OBJETIVO 1: Enumera todas las líneas de las entradas en las que aparece la palabra "elements".

TEXTO PROPORCIONADO:
Prólogo a diablos de Yare, de Nelly Montero
La lucha entre
en bien y el mal se desarrolla en el corazón humano. El combate
incesante entre la afirmación y la negación de la vida, entre la plenitud
y la insuficiencia, entre la serenidad y el tormento, lo vive el hombre
como un sentir, o más propiamente como un padecer que se muestra y se esconde, sin que la voluntad o la
conciencia puedan acercar o alejar sus efectos luminosos o demoledores.
Ante la impotencia de nuestra condición para enfrentar las fuerzas de la
adversidad y conjurar el sufrimiento, sólo nos queda invocar las potencias
celestiales y ofrecerles algún tributo que satisfaga el deseo que ellas tienen
de nuestra atención.
Este gravamen
que se nos impone para contar con la asistencia de las fuerzas benéficas y de
esta manera soportar el peso de la existencia, se expresa muchas veces en forma
de rituales colectivos que se cumplen periódicamente, sin que los
participantes, los que pagan el tributo, sepan casi nunca que ellos
recrean el combate entre el cielo y la tierra, entre la luz y la sombra,
a través de gestos y plegarias, danzas ceremoniales, cantos litúrgicos, o de
algunas manifestaciones populares por las que expresan su profundo fervor, aunque
los devotos ignoren casi siempre el origen primordial de esas
manifestaciones.
El devoto, el
promesero, aquel que ha pactado con la divinidad para escapar de un trance
doloroso o conseguir un propósito anhelado, se liga incondicionalmente por un
voto de obediencia al cumplimiento de su promesa, y las consecuencias de su
falta pueden ser aun mayores que las causas de su petición, porque el
momento de la invocación se convierte en un instante sagrado, por el
poder de la tradición, y por la palabra, manifestada en un solo acto que
unifica su entendimiento, su sentimiento y su voluntad, en la dimensión
singular de su ser, al que llamamos espíritu.

DATOS DE LA TAREA:
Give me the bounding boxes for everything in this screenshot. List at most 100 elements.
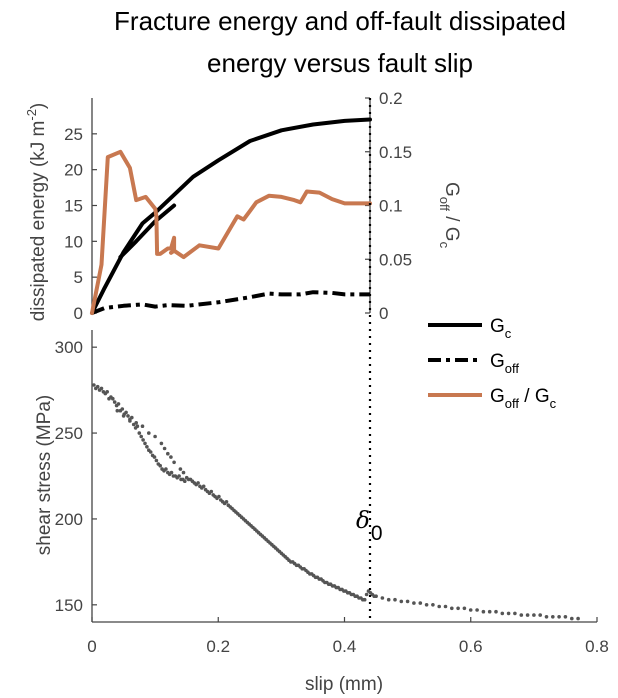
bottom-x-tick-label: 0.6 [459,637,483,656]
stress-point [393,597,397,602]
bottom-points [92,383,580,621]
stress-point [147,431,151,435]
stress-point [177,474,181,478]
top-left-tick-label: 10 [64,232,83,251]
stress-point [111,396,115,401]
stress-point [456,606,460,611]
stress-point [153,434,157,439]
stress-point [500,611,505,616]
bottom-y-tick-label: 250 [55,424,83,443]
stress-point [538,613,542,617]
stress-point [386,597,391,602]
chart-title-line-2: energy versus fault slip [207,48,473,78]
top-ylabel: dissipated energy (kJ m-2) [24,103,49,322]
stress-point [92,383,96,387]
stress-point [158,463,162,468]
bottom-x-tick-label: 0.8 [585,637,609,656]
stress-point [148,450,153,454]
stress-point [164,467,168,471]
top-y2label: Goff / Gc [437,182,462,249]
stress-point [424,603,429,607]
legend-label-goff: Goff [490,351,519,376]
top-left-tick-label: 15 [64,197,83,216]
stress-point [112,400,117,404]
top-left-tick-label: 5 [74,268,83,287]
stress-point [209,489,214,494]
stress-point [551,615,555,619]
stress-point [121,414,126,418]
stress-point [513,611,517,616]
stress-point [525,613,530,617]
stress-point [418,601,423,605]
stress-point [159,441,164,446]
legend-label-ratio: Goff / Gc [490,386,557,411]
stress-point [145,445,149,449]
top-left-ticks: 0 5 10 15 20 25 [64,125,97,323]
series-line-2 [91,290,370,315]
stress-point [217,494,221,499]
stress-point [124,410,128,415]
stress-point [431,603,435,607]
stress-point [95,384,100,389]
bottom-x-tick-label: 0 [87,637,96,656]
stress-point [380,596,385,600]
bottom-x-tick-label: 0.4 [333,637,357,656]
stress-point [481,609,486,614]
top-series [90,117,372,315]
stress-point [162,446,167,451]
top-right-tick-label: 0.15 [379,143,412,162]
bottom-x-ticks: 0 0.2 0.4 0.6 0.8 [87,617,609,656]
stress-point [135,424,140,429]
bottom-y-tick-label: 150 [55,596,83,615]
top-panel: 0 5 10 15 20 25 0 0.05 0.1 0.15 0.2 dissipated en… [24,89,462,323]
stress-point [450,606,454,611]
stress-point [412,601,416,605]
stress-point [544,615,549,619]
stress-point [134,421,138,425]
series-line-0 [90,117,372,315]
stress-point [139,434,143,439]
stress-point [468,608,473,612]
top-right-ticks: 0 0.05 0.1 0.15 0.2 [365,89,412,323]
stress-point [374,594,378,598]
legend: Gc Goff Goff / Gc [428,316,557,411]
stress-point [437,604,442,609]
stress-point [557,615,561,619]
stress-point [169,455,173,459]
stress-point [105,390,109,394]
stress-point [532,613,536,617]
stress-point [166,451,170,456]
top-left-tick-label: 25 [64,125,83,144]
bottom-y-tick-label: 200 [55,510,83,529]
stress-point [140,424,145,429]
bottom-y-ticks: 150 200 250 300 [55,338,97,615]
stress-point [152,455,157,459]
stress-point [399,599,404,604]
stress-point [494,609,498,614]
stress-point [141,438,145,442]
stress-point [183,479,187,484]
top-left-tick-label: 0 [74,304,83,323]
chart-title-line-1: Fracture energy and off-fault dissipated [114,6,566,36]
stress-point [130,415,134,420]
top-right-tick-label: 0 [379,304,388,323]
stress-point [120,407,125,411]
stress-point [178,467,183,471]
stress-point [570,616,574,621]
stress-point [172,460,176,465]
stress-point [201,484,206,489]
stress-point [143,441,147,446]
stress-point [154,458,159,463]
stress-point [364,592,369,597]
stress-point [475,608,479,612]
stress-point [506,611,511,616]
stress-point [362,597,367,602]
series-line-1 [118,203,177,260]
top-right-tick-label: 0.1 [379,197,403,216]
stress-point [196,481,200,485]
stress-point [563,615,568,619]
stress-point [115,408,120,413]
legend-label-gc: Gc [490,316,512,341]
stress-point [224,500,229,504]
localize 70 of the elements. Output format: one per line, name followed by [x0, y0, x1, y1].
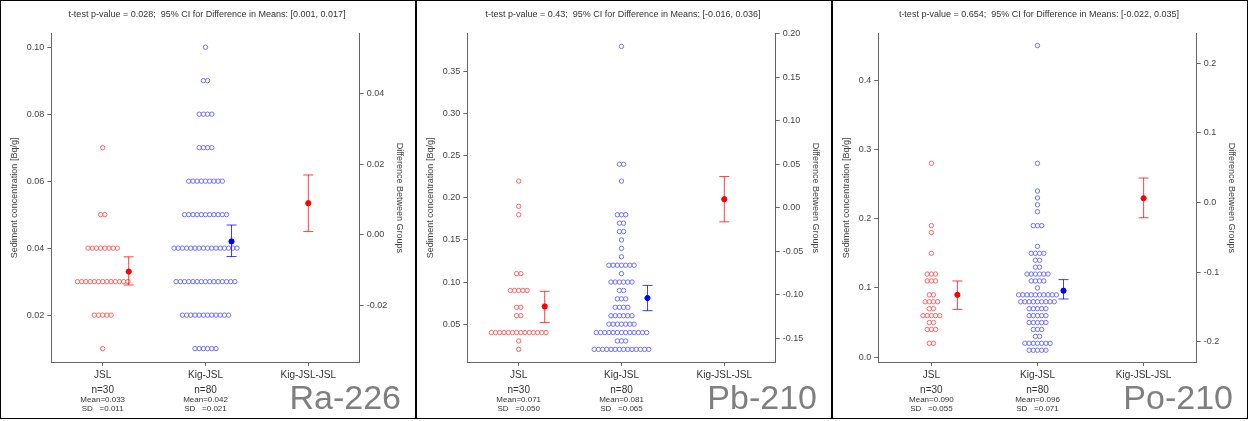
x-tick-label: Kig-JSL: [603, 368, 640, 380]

OBJETIVO 2: Actualiza el pasaje del prólogo entre "Prólogo a diablos" y "luminosos o demoledores.", ambos incluidos, poniendo "alma" en lugar de "corazón".

RESPUESTA COMPLETA 1:
Give me the bounding boxes for everything in this screenshot. List at most 100 elements.
localize 70 of the elements. Output format: one per line, name followed by [x0, y0, x1, y1].

RESPUESTA COMPLETA 2:
Prólogo a diablos de Yare, de Nelly Montero
La lucha entre
en bien y el mal se desarrolla en el alma humano. El combate
incesante entre la afirmación y la negación de la vida, entre la plenitud
y la insuficiencia, entre la serenidad y el tormento, lo vive el hombre
como un sentir, o más propiamente como un padecer que se muestra y se esconde, sin que la voluntad o la
conciencia puedan acercar o alejar sus efectos luminosos o demoledores.